Please return the full listing below without altering anything.

_DATA:_
[start]
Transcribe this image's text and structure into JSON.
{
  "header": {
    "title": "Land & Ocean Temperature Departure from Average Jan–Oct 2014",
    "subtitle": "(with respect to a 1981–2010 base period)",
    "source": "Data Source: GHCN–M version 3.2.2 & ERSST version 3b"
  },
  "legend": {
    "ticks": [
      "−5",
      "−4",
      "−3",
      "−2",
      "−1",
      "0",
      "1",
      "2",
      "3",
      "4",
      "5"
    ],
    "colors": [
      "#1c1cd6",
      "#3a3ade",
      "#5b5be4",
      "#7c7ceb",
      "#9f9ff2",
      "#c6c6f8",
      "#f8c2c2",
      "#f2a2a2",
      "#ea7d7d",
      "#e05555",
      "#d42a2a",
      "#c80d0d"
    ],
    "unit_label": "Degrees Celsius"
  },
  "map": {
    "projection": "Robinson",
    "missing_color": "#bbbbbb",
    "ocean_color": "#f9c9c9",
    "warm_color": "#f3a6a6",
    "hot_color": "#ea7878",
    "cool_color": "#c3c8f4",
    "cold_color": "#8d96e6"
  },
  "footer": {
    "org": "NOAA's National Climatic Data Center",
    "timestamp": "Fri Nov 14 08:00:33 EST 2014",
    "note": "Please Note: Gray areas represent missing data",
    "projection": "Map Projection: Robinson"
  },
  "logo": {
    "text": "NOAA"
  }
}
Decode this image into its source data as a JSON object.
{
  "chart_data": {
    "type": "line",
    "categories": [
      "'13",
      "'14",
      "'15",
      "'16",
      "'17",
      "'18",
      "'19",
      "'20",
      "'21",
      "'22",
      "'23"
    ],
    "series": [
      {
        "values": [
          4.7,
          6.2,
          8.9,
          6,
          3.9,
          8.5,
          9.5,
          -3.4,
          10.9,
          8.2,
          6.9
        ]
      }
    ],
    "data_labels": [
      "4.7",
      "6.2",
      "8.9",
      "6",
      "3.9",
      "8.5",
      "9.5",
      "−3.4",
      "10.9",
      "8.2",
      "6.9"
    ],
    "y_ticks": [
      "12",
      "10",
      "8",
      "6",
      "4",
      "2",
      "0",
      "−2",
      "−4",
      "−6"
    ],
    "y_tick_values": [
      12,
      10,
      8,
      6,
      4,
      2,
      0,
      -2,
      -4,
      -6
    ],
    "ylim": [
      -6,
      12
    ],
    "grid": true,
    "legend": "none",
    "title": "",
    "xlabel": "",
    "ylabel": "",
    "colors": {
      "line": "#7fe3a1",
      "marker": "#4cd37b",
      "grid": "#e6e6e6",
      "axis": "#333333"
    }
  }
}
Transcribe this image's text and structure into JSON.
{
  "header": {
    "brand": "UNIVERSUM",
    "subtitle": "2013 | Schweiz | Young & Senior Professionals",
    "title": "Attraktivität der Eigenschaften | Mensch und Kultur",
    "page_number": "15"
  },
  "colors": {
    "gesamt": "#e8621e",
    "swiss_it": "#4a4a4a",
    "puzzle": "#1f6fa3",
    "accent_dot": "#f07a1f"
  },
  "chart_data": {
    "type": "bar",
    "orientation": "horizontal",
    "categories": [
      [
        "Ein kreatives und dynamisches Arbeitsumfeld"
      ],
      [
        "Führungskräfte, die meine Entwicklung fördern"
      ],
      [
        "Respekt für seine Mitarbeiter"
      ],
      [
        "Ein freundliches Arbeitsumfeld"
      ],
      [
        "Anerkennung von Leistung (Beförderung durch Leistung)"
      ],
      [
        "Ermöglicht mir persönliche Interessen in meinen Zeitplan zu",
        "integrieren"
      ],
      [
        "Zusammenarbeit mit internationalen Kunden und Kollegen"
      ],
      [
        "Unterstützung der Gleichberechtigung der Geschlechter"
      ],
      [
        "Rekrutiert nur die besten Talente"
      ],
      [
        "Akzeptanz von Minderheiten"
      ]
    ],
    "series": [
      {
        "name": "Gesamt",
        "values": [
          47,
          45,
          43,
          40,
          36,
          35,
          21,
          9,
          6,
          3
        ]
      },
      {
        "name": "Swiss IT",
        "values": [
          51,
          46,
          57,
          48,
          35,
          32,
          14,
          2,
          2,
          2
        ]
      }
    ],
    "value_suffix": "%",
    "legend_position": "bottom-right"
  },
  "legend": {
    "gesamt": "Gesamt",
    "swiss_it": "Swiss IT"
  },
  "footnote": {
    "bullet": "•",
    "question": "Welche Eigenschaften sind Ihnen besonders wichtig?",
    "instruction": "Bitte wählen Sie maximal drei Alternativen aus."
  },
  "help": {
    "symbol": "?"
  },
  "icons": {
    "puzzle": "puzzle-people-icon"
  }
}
[end]
_THE RESULT:_
Transcribe this image's text and structure into JSON.
{
  "header": {
    "title": "Land & Ocean Temperature Departure from Average Jan–Oct 2014",
    "subtitle": "(with respect to a 1981–2010 base period)",
    "source": "Data Source: GHCN–M version 3.2.2 & ERSST version 3b"
  },
  "legend": {
    "ticks": [
      "−5",
      "−4",
      "−3",
      "−2",
      "−1",
      "0",
      "1",
      "2",
      "3",
      "4",
      "5"
    ],
    "colors": [
      "#1c1cd6",
      "#3a3ade",
      "#5b5be4",
      "#7c7ceb",
      "#9f9ff2",
      "#c6c6f8",
      "#f8c2c2",
      "#f2a2a2",
      "#ea7d7d",
      "#e05555",
      "#d42a2a",
      "#c80d0d"
    ],
    "unit_label": "Degrees Celsius"
  },
  "map": {
    "projection": "Robinson",
    "missing_color": "#bbbbbb",
    "ocean_color": "#f9c9c9",
    "warm_color": "#f3a6a6",
    "hot_color": "#ea7878",
    "cool_color": "#c3c8f4",
    "cold_color": "#8d96e6"
  },
  "footer": {
    "org": "NOAA's National Climatic Data Center",
    "timestamp": "Fri Nov 14 08:00:33 EST 2014",
    "note": "Please Note: Gray areas represent missing data",
    "projection": "Map Projection: Robinson"
  },
  "logo": {
    "text": "NOAA"
  }
}
Decode this image into its source data as a JSON object.
{
  "chart_data": {
    "type": "line",
    "categories": [
      "'13",
      "'14",
      "'15",
      "'16",
      "'17",
      "'18",
      "'19",
      "'20",
      "'21",
      "'22",
      "'23"
    ],
    "series": [
      {
        "values": [
          4.7,
          6.2,
          8.9,
          6,
          3.9,
          8.5,
          9.5,
          -3.4,
          10.9,
          8.2,
          6.9
        ]
      }
    ],
    "data_labels": [
      "4.7",
      "6.2",
      "8.9",
      "6",
      "3.9",
      "8.5",
      "9.5",
      "−3.4",
      "10.9",
      "8.2",
      "6.9"
    ],
    "y_ticks": [
      "12",
      "10",
      "8",
      "6",
      "4",
      "2",
      "0",
      "−2",
      "−4",
      "−6"
    ],
    "y_tick_values": [
      12,
      10,
      8,
      6,
      4,
      2,
      0,
      -2,
      -4,
      -6
    ],
    "ylim": [
      -6,
      12
    ],
    "grid": true,
    "legend": "none",
    "title": "",
    "xlabel": "",
    "ylabel": "",
    "colors": {
      "line": "#7fe3a1",
      "marker": "#4cd37b",
      "grid": "#e6e6e6",
      "axis": "#333333"
    }
  }
}
Transcribe this image's text and structure into JSON.
{
  "header": {
    "brand": "UNIVERSUM",
    "subtitle": "2013 | Schweiz | Young & Senior Professionals",
    "title": "Attraktivität der Eigenschaften | Mensch und Kultur",
    "page_number": "15"
  },
  "colors": {
    "gesamt": "#e8621e",
    "swiss_it": "#4a4a4a",
    "puzzle": "#1f6fa3",
    "accent_dot": "#f07a1f"
  },
  "chart_data": {
    "type": "bar",
    "orientation": "horizontal",
    "categories": [
      [
        "Ein kreatives und dynamisches Arbeitsumfeld"
      ],
      [
        "Führungskräfte, die meine Entwicklung fördern"
      ],
      [
        "Respekt für seine Mitarbeiter"
      ],
      [
        "Ein freundliches Arbeitsumfeld"
      ],
      [
        "Anerkennung von Leistung (Beförderung durch Leistung)"
      ],
      [
        "Ermöglicht mir persönliche Interessen in meinen Zeitplan zu",
        "integrieren"
      ],
      [
        "Zusammenarbeit mit internationalen Kunden und Kollegen"
      ],
      [
        "Unterstützung der Gleichberechtigung der Geschlechter"
      ],
      [
        "Rekrutiert nur die besten Talente"
      ],
      [
        "Akzeptanz von Minderheiten"
      ]
    ],
    "series": [
      {
        "name": "Gesamt",
        "values": [
          47,
          45,
          43,
          40,
          36,
          35,
          21,
          9,
          6,
          3
        ]
      },
      {
        "name": "Swiss IT",
        "values": [
          51,
          46,
          57,
          48,
          35,
          32,
          14,
          2,
          2,
          2
        ]
      }
    ],
    "value_suffix": "%",
    "legend_position": "bottom-right"
  },
  "legend": {
    "gesamt": "Gesamt",
    "swiss_it": "Swiss IT"
  },
  "footnote": {
    "bullet": "•",
    "question": "Welche Eigenschaften sind Ihnen besonders wichtig?",
    "instruction": "Bitte wählen Sie maximal drei Alternativen aus."
  },
  "help": {
    "symbol": "?"
  },
  "icons": {
    "puzzle": "puzzle-people-icon"
  }
}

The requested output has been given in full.